## What the task requires
Find every line containing the word "Gozo" in the records below; report only how many there are.

## Provided material
::::::::

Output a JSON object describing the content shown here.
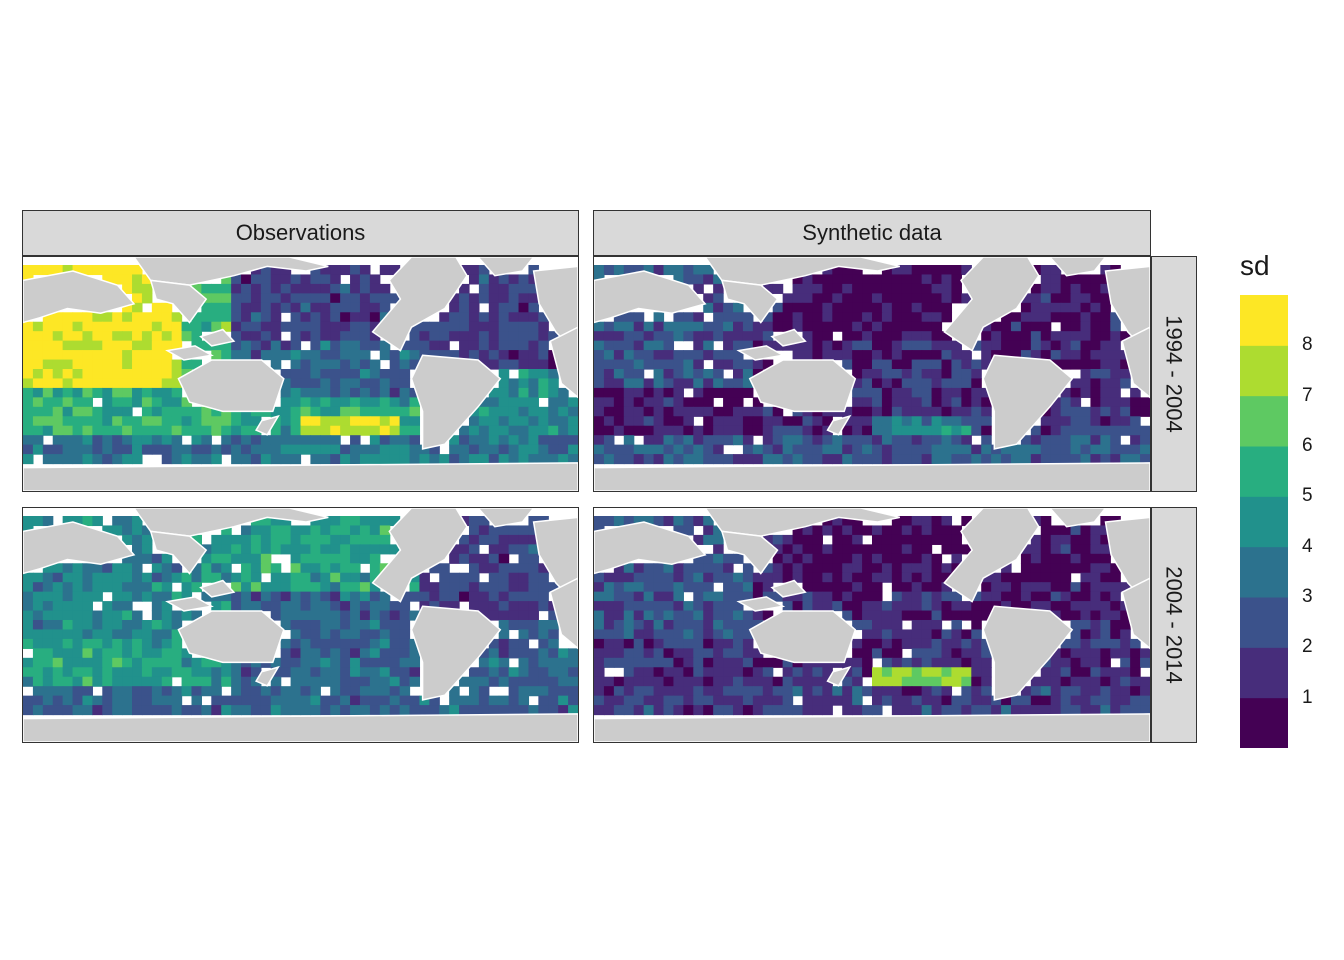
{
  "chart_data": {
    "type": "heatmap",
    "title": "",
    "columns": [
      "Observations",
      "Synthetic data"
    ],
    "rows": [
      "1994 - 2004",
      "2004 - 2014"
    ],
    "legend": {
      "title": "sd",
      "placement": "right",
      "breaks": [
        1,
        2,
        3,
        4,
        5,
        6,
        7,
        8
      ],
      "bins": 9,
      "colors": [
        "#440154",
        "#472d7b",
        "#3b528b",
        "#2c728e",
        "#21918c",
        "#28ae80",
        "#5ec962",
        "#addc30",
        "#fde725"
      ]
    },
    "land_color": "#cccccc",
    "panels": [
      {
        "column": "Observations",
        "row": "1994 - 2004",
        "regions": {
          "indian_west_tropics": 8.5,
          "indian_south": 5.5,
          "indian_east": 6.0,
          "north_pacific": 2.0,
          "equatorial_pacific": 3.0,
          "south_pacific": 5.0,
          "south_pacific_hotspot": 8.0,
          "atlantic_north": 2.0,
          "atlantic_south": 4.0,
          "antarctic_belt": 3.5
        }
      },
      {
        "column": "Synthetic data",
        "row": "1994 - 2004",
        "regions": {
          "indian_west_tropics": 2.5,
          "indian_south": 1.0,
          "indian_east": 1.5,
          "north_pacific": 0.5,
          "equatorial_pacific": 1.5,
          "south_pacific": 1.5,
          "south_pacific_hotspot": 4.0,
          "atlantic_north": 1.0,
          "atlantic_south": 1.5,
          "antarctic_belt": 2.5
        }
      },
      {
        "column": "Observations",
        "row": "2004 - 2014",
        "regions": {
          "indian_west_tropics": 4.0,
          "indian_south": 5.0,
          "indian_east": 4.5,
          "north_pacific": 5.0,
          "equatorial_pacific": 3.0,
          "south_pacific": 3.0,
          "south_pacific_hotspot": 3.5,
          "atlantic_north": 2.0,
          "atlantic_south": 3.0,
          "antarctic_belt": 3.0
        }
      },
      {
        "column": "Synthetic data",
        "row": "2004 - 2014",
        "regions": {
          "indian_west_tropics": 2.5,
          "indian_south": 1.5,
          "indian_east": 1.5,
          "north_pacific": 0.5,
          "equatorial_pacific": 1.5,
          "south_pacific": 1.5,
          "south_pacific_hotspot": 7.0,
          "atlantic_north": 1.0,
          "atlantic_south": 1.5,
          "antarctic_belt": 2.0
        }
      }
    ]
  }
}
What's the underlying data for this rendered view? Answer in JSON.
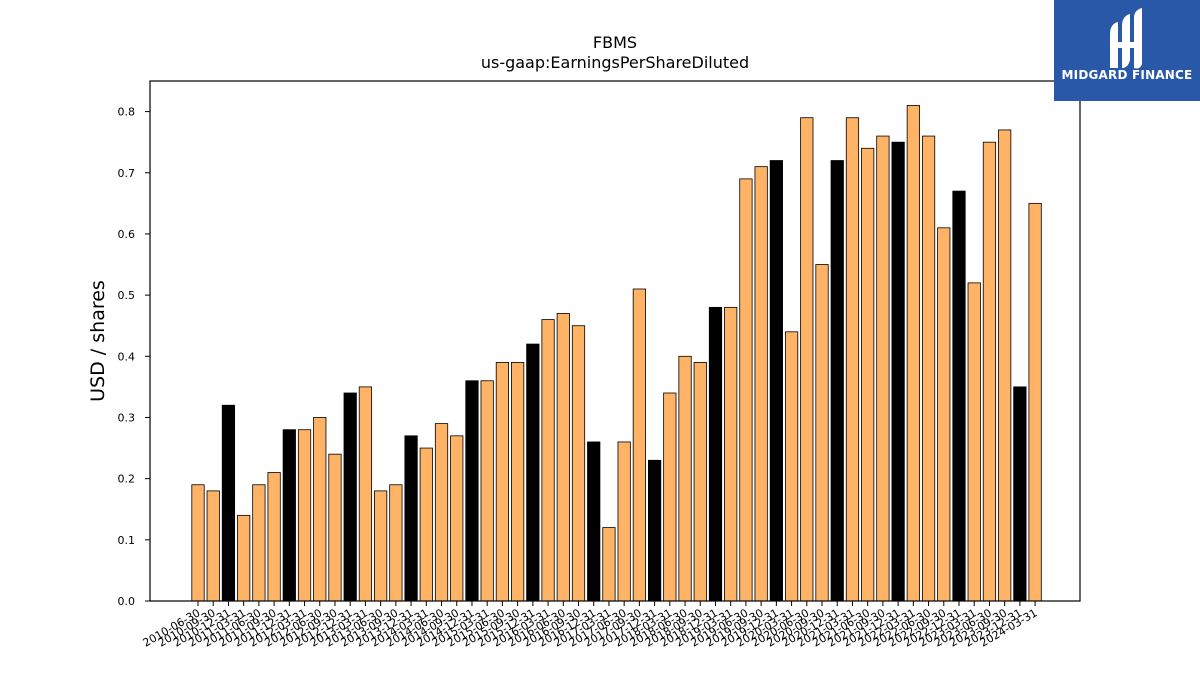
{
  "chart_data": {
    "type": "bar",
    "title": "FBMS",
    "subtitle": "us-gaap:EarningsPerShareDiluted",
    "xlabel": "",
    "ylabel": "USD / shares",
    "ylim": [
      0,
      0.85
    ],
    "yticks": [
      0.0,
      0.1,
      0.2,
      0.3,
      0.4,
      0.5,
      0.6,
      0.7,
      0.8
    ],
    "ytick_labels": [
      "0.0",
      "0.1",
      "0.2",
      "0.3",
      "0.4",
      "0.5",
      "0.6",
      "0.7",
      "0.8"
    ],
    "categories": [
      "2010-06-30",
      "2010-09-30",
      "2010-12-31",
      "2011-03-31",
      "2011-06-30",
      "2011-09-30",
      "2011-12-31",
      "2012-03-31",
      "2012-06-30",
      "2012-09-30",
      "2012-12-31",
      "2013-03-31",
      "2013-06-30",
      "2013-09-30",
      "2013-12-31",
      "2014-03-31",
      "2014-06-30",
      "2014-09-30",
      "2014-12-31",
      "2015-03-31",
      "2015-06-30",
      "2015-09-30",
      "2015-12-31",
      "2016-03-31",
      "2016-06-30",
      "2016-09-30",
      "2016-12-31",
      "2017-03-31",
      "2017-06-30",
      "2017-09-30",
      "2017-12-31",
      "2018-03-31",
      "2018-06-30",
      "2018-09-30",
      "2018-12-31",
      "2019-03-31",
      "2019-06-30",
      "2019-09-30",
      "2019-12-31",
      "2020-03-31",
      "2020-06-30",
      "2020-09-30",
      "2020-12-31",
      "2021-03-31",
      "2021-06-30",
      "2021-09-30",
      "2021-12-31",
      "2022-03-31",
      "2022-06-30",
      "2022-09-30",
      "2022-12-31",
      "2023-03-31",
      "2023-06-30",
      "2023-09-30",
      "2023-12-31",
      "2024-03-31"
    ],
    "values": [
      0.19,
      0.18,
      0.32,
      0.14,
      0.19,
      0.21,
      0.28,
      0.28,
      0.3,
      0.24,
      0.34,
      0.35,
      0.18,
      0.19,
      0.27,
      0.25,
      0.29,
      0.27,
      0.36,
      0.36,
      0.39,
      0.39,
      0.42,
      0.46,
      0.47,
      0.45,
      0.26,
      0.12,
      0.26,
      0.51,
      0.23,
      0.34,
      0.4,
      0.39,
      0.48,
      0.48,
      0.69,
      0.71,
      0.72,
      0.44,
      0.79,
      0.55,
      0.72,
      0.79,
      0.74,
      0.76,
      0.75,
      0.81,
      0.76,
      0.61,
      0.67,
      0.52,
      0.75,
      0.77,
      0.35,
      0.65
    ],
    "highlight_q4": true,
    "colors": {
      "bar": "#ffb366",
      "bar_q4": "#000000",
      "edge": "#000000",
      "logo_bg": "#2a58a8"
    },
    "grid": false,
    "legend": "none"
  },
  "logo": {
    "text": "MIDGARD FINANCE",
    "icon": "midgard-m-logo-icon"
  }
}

::::::::

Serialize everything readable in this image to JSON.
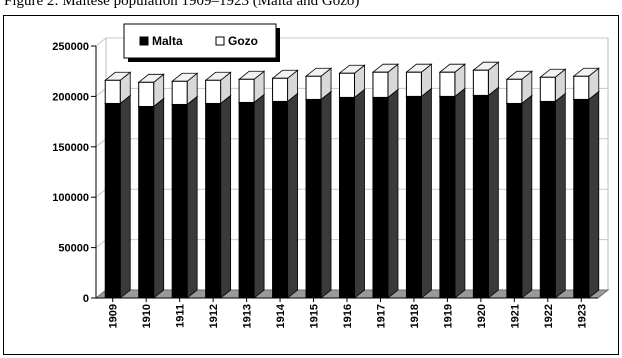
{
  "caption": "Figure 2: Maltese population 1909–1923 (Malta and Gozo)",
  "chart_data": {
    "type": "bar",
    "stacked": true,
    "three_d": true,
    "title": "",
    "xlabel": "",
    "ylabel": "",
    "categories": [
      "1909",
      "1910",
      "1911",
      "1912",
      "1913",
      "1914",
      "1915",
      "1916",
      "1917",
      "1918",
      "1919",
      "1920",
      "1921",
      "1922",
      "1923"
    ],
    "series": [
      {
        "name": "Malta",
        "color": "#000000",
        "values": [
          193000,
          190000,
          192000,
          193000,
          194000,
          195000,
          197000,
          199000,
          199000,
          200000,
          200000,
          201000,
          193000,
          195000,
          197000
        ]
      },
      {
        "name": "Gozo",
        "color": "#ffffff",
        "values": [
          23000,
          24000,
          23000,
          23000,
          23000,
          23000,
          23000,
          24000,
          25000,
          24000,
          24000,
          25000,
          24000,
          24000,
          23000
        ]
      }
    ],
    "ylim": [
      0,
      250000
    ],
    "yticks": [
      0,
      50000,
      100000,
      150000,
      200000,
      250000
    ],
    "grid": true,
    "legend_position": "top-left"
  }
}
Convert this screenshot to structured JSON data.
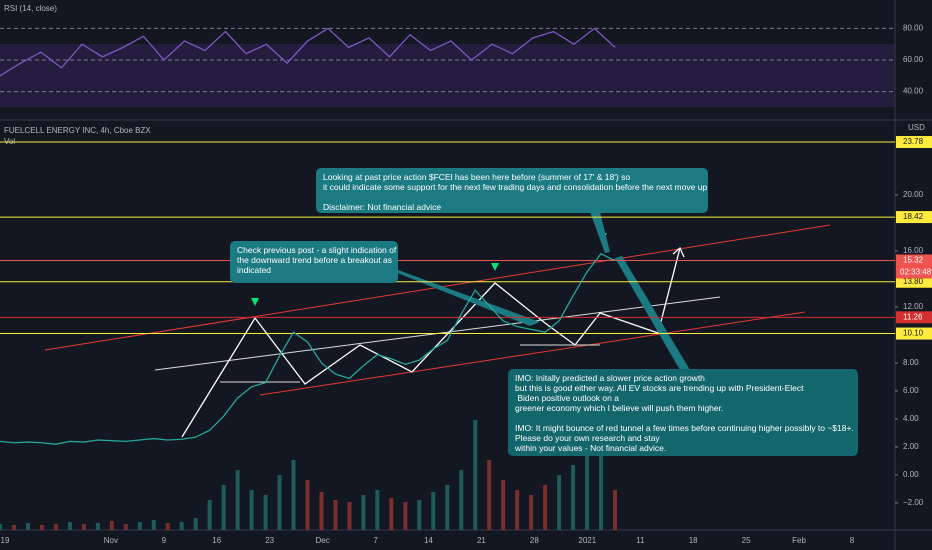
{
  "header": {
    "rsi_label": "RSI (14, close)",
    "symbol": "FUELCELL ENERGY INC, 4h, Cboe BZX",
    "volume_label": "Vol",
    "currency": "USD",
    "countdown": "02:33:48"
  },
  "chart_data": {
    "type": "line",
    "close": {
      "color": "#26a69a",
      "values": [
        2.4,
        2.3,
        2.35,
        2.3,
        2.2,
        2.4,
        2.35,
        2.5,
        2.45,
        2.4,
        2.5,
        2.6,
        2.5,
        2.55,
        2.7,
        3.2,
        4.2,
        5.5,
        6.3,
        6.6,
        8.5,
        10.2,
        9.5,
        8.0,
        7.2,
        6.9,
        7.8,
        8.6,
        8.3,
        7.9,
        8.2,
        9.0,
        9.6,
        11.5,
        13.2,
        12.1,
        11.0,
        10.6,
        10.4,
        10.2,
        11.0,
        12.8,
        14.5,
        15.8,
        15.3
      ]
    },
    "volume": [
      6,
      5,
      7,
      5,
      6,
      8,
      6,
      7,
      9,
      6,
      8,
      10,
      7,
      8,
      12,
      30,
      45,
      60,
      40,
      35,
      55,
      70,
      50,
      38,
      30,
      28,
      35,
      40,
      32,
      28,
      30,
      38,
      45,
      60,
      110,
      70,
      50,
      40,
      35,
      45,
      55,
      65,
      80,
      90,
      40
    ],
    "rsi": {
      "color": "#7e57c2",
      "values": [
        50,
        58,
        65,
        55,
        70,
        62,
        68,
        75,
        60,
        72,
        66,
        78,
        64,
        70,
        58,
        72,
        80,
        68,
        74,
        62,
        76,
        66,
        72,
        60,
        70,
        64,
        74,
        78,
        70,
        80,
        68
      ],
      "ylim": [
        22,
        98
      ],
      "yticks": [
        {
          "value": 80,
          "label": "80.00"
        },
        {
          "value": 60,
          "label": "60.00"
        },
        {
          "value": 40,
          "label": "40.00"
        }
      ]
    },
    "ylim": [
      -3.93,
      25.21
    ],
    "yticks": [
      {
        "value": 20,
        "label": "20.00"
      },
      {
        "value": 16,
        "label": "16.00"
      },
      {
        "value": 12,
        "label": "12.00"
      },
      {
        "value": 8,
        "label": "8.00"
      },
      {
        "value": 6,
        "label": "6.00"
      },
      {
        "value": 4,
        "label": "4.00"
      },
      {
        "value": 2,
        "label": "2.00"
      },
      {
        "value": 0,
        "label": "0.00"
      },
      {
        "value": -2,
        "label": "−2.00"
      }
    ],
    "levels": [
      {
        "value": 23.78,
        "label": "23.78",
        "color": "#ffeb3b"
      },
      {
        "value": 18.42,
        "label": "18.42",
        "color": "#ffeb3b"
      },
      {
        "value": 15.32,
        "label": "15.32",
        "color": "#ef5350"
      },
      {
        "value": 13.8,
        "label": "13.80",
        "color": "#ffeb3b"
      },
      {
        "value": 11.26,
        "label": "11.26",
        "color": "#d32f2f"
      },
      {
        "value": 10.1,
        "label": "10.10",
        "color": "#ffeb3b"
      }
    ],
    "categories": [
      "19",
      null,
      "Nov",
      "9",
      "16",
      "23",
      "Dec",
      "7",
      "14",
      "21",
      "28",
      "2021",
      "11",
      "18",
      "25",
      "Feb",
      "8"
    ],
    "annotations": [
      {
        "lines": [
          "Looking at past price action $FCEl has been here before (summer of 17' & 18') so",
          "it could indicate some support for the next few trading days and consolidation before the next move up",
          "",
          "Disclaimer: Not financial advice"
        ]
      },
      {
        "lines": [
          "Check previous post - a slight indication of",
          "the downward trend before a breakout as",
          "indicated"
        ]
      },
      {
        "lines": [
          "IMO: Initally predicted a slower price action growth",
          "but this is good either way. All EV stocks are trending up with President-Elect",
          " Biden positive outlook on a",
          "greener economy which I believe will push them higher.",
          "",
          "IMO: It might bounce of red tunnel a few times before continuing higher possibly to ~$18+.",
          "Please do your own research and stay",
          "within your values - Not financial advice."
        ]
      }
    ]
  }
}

::::::::

## Task response
2